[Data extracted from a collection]
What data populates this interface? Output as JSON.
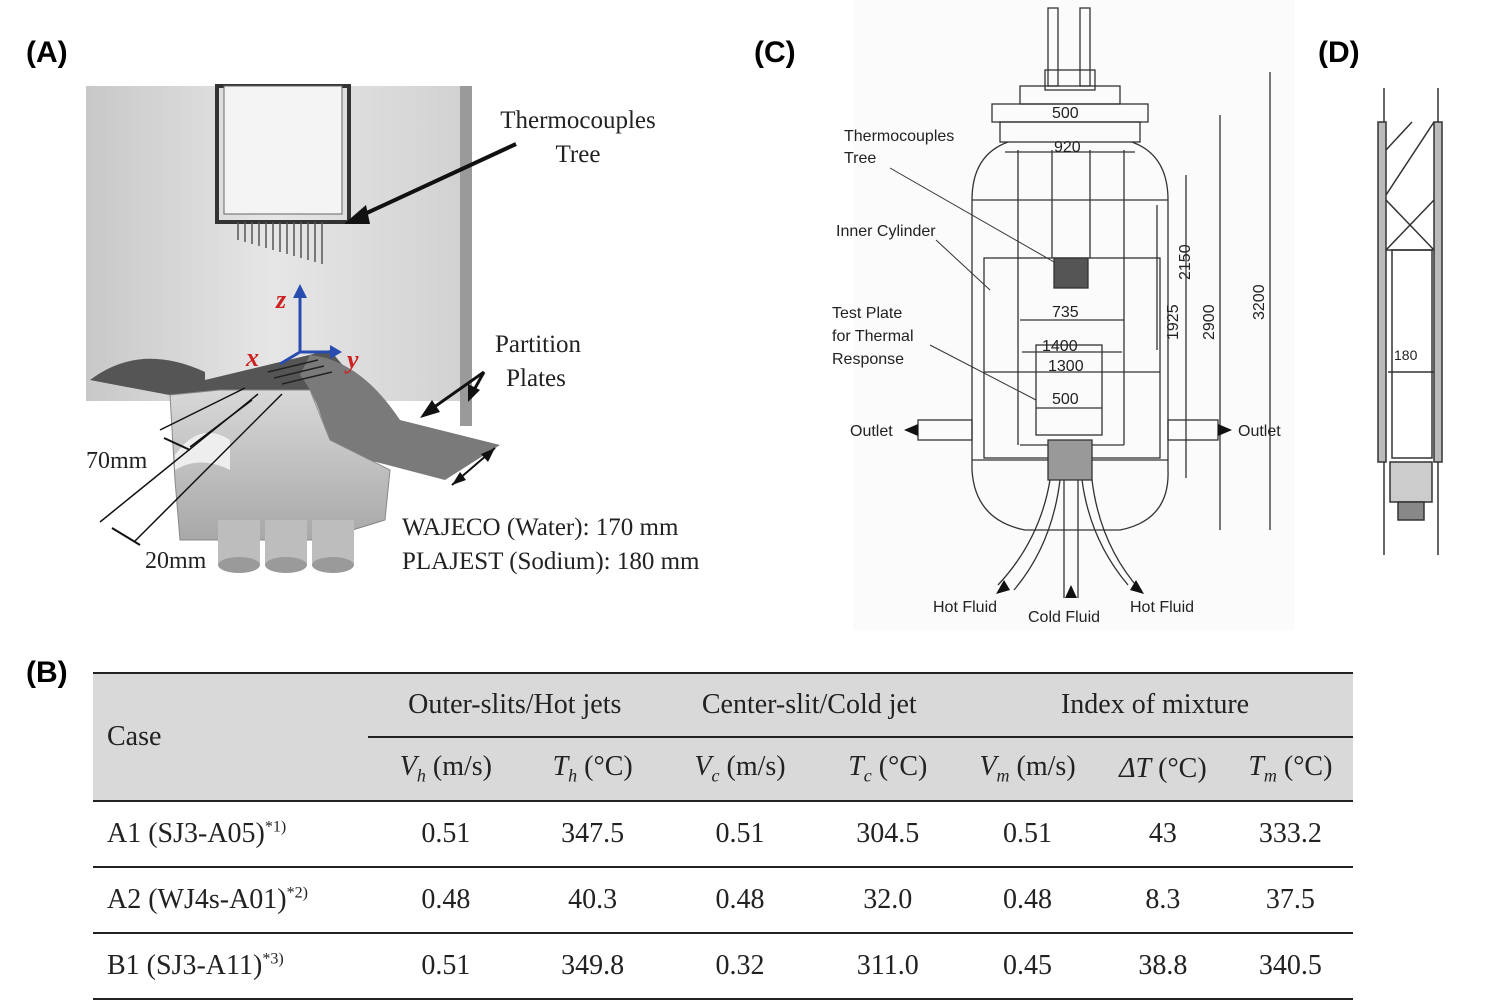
{
  "panels": {
    "a": {
      "label": "(A)",
      "thermocouples_line1": "Thermocouples",
      "thermocouples_line2": "Tree",
      "partition_line1": "Partition",
      "partition_line2": "Plates",
      "axis_z": "z",
      "axis_x": "x",
      "axis_y": "y",
      "dim_70": "70mm",
      "dim_20": "20mm",
      "wajeco": "WAJECO (Water): 170 mm",
      "plajest": "PLAJEST (Sodium): 180 mm"
    },
    "b": {
      "label": "(B)"
    },
    "c": {
      "label": "(C)",
      "tc_line1": "Thermocouples",
      "tc_line2": "Tree",
      "inner_cylinder": "Inner Cylinder",
      "test_plate_line1": "Test Plate",
      "test_plate_line2": "for Thermal",
      "test_plate_line3": "Response",
      "outlet_left": "Outlet",
      "outlet_right": "Outlet",
      "hot_fluid_left": "Hot Fluid",
      "cold_fluid": "Cold Fluid",
      "hot_fluid_right": "Hot Fluid",
      "dim_500_top": "500",
      "dim_920": "920",
      "dim_735": "735",
      "dim_1400": "1400",
      "dim_1300": "1300",
      "dim_500_low": "500",
      "dim_2150": "2150",
      "dim_1925": "1925",
      "dim_2900": "2900",
      "dim_3200": "3200"
    },
    "d": {
      "label": "(D)",
      "dim_180": "180"
    }
  },
  "table": {
    "case_header": "Case",
    "groups": [
      "Outer-slits/Hot jets",
      "Center-slit/Cold jet",
      "Index of mixture"
    ],
    "columns": [
      {
        "sym": "V",
        "sub": "h",
        "unit": " (m/s)"
      },
      {
        "sym": "T",
        "sub": "h",
        "unit": " (°C)"
      },
      {
        "sym": "V",
        "sub": "c",
        "unit": " (m/s)"
      },
      {
        "sym": "T",
        "sub": "c",
        "unit": " (°C)"
      },
      {
        "sym": "V",
        "sub": "m",
        "unit": " (m/s)"
      },
      {
        "sym": "ΔT",
        "sub": "",
        "unit": " (°C)"
      },
      {
        "sym": "T",
        "sub": "m",
        "unit": " (°C)"
      }
    ],
    "rows": [
      {
        "case": "A1 (SJ3-A05)",
        "note": "*1)",
        "values": [
          "0.51",
          "347.5",
          "0.51",
          "304.5",
          "0.51",
          "43",
          "333.2"
        ]
      },
      {
        "case": "A2 (WJ4s-A01)",
        "note": "*2)",
        "values": [
          "0.48",
          "40.3",
          "0.48",
          "32.0",
          "0.48",
          "8.3",
          "37.5"
        ]
      },
      {
        "case": "B1 (SJ3-A11)",
        "note": "*3)",
        "values": [
          "0.51",
          "349.8",
          "0.32",
          "311.0",
          "0.45",
          "38.8",
          "340.5"
        ]
      }
    ]
  },
  "colors": {
    "axis_red": "#cc2222",
    "axis_blue": "#2a4bb0",
    "shade": "#d9d9d9"
  }
}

Written request — Drop the pictures and reproduce the rest of the entries above exactly.

Answer for this exercise —
What data populates this interface? Output as JSON.
{
  "panels": {
    "a": {
      "label": "(A)",
      "thermocouples_line1": "Thermocouples",
      "thermocouples_line2": "Tree",
      "partition_line1": "Partition",
      "partition_line2": "Plates",
      "axis_z": "z",
      "axis_x": "x",
      "axis_y": "y",
      "dim_70": "70mm",
      "dim_20": "20mm",
      "wajeco": "WAJECO (Water): 170 mm",
      "plajest": "PLAJEST (Sodium): 180 mm"
    },
    "b": {
      "label": "(B)"
    },
    "c": {
      "label": "(C)",
      "tc_line1": "Thermocouples",
      "tc_line2": "Tree",
      "inner_cylinder": "Inner Cylinder",
      "test_plate_line1": "Test Plate",
      "test_plate_line2": "for Thermal",
      "test_plate_line3": "Response",
      "outlet_left": "Outlet",
      "outlet_right": "Outlet",
      "hot_fluid_left": "Hot Fluid",
      "cold_fluid": "Cold Fluid",
      "hot_fluid_right": "Hot Fluid",
      "dim_500_top": "500",
      "dim_920": "920",
      "dim_735": "735",
      "dim_1400": "1400",
      "dim_1300": "1300",
      "dim_500_low": "500",
      "dim_2150": "2150",
      "dim_1925": "1925",
      "dim_2900": "2900",
      "dim_3200": "3200"
    },
    "d": {
      "label": "(D)",
      "dim_180": "180"
    }
  },
  "table": {
    "case_header": "Case",
    "groups": [
      "Outer-slits/Hot jets",
      "Center-slit/Cold jet",
      "Index of mixture"
    ],
    "columns": [
      {
        "sym": "V",
        "sub": "h",
        "unit": " (m/s)"
      },
      {
        "sym": "T",
        "sub": "h",
        "unit": " (°C)"
      },
      {
        "sym": "V",
        "sub": "c",
        "unit": " (m/s)"
      },
      {
        "sym": "T",
        "sub": "c",
        "unit": " (°C)"
      },
      {
        "sym": "V",
        "sub": "m",
        "unit": " (m/s)"
      },
      {
        "sym": "ΔT",
        "sub": "",
        "unit": " (°C)"
      },
      {
        "sym": "T",
        "sub": "m",
        "unit": " (°C)"
      }
    ],
    "rows": [
      {
        "case": "A1 (SJ3-A05)",
        "note": "*1)",
        "values": [
          "0.51",
          "347.5",
          "0.51",
          "304.5",
          "0.51",
          "43",
          "333.2"
        ]
      },
      {
        "case": "A2 (WJ4s-A01)",
        "note": "*2)",
        "values": [
          "0.48",
          "40.3",
          "0.48",
          "32.0",
          "0.48",
          "8.3",
          "37.5"
        ]
      },
      {
        "case": "B1 (SJ3-A11)",
        "note": "*3)",
        "values": [
          "0.51",
          "349.8",
          "0.32",
          "311.0",
          "0.45",
          "38.8",
          "340.5"
        ]
      }
    ]
  },
  "colors": {
    "axis_red": "#cc2222",
    "axis_blue": "#2a4bb0",
    "shade": "#d9d9d9"
  }
}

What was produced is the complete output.